<<<<
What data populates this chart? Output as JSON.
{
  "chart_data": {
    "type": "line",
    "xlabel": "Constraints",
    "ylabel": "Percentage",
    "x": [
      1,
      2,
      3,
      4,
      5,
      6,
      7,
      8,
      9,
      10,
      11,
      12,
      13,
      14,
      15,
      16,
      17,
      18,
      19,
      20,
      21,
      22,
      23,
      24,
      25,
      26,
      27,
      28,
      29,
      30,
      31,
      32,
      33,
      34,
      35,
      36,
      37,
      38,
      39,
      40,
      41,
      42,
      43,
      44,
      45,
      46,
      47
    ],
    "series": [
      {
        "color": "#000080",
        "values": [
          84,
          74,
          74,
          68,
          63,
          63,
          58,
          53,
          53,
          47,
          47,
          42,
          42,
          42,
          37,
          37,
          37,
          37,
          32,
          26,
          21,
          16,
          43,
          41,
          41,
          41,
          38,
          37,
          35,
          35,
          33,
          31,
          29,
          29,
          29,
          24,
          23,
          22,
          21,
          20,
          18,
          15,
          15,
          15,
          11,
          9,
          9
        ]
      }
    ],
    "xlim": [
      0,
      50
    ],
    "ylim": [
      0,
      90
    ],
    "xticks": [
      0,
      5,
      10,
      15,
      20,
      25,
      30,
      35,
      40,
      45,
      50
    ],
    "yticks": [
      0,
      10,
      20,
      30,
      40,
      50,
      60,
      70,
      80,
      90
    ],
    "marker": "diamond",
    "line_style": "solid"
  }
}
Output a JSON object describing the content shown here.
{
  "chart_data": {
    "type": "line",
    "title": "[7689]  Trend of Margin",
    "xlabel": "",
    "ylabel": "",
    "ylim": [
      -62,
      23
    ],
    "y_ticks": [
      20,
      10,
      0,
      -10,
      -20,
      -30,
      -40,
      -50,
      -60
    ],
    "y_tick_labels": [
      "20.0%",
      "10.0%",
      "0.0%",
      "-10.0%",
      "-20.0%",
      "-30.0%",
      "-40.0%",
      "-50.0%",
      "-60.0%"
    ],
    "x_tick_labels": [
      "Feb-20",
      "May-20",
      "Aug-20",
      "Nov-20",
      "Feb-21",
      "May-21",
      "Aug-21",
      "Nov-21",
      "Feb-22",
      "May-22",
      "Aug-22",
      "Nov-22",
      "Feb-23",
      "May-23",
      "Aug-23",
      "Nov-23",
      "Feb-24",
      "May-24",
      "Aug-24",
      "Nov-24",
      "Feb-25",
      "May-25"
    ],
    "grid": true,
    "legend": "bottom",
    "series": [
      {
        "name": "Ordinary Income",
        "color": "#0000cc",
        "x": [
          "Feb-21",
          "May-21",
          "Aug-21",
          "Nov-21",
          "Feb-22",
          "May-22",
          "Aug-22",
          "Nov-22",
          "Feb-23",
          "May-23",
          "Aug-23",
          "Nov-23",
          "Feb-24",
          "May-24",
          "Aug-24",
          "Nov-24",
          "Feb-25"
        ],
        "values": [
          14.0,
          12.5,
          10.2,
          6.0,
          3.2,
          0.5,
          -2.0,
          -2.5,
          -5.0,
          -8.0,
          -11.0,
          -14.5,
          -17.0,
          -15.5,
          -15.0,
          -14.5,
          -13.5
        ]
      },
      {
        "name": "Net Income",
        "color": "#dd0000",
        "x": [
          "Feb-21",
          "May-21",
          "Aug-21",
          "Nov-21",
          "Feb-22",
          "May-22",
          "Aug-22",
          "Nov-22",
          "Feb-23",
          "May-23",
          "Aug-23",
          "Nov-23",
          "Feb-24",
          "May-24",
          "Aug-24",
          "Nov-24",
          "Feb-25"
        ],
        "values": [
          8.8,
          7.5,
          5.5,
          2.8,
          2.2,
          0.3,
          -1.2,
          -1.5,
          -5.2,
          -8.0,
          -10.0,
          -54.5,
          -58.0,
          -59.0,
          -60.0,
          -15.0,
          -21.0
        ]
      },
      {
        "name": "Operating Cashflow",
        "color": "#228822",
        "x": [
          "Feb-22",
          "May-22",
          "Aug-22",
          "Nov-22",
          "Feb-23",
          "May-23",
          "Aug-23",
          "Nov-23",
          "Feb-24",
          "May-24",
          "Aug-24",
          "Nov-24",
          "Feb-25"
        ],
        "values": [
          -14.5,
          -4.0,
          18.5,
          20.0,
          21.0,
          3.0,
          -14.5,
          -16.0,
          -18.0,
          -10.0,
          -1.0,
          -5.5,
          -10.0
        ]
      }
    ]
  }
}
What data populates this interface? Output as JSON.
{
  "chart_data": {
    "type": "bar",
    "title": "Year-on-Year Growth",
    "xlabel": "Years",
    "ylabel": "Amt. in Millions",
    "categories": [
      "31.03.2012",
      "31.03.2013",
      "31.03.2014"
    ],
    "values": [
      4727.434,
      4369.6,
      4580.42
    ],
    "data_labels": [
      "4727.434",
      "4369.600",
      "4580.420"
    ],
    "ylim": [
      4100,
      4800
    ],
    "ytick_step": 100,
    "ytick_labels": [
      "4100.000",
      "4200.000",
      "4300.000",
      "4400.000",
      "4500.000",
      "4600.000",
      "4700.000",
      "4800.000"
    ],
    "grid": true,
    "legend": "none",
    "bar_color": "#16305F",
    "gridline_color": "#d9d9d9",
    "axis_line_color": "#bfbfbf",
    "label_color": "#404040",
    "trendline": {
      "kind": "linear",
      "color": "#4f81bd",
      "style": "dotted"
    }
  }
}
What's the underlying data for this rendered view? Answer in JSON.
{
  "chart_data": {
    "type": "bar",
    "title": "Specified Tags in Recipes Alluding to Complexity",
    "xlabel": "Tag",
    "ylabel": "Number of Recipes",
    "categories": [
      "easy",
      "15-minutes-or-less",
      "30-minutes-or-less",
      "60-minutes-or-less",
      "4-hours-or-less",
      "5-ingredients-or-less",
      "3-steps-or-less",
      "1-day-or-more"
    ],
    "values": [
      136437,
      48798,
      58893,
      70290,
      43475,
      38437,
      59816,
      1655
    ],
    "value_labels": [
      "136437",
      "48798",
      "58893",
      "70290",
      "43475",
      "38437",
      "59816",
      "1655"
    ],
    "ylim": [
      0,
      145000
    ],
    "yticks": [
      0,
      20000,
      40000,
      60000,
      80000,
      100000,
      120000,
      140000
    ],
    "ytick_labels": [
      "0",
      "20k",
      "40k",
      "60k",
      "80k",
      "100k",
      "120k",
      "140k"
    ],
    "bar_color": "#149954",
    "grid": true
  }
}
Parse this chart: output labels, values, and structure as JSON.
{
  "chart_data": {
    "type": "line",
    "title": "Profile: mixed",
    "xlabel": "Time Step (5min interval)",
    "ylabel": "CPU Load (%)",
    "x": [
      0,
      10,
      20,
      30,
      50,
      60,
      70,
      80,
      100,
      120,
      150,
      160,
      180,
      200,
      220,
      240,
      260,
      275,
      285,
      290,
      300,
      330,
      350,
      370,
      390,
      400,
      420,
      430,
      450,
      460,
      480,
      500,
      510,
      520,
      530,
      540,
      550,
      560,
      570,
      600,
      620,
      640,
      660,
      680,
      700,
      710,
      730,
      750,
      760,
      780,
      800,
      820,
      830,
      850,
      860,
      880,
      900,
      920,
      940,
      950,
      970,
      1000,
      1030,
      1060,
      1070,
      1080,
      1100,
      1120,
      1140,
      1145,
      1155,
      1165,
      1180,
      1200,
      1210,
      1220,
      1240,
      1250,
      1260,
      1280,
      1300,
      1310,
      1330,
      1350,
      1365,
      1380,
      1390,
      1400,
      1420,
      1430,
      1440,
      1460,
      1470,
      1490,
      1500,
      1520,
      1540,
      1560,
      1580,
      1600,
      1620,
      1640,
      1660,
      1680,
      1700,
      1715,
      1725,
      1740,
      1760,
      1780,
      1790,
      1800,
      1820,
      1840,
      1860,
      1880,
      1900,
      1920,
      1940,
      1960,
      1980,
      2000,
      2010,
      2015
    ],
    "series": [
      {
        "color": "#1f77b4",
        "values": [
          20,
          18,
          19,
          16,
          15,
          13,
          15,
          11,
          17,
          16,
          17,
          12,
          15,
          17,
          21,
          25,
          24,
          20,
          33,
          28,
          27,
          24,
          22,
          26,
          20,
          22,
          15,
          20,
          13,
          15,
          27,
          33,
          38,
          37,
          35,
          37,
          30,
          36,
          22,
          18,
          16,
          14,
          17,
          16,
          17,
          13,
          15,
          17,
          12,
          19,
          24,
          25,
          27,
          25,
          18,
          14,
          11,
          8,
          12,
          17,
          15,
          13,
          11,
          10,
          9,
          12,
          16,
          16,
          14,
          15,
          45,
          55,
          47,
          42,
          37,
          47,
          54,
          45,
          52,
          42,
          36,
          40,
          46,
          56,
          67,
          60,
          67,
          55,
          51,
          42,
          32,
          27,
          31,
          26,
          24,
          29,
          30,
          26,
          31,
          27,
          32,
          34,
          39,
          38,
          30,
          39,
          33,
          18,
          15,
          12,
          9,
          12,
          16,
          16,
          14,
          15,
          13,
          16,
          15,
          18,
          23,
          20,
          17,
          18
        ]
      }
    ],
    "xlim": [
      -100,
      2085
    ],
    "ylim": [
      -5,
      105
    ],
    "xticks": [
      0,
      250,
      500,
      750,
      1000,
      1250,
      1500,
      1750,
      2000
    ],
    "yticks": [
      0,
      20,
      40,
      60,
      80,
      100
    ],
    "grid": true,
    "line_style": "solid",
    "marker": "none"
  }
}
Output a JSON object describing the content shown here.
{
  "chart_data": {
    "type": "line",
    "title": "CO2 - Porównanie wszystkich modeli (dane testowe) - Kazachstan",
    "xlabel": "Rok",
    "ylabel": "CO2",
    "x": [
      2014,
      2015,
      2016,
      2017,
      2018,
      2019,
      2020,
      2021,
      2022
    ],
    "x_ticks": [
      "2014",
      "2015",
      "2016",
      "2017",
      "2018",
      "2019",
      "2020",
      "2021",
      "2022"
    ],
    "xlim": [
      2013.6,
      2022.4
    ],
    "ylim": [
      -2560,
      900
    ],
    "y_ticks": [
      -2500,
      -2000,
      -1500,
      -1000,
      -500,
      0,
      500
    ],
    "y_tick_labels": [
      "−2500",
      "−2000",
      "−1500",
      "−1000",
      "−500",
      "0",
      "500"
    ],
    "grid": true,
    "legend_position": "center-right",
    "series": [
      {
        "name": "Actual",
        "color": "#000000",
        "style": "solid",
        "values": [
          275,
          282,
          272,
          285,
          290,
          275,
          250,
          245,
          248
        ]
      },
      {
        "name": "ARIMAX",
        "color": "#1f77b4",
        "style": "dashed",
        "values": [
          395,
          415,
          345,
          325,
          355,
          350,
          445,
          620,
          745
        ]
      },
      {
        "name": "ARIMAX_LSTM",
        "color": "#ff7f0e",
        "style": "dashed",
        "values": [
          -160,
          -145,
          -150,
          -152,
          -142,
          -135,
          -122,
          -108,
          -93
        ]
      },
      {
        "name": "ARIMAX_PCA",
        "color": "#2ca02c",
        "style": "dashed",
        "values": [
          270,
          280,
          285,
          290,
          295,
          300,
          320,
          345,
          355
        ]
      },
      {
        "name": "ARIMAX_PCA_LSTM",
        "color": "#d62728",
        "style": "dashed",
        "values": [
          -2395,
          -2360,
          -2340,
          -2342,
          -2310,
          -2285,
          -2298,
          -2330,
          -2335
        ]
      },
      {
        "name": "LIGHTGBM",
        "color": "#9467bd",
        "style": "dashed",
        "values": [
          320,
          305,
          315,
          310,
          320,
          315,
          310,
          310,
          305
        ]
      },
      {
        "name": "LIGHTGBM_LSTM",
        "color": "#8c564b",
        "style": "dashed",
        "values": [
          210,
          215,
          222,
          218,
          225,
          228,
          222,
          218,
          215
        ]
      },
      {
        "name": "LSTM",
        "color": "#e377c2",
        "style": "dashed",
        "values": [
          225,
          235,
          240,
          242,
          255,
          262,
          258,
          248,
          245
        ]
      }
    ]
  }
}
>>>>
_Exercise_:
Isolate the lines that hold the word "name" and copy all of them.

_Exercise output_:
        "name": "Ordinary Income",
        "name": "Net Income",
        "name": "Operating Cashflow",
        "name": "Actual",
        "name": "ARIMAX",
        "name": "ARIMAX_LSTM",
        "name": "ARIMAX_PCA",
        "name": "ARIMAX_PCA_LSTM",
        "name": "LIGHTGBM",
        "name": "LIGHTGBM_LSTM",
        "name": "LSTM",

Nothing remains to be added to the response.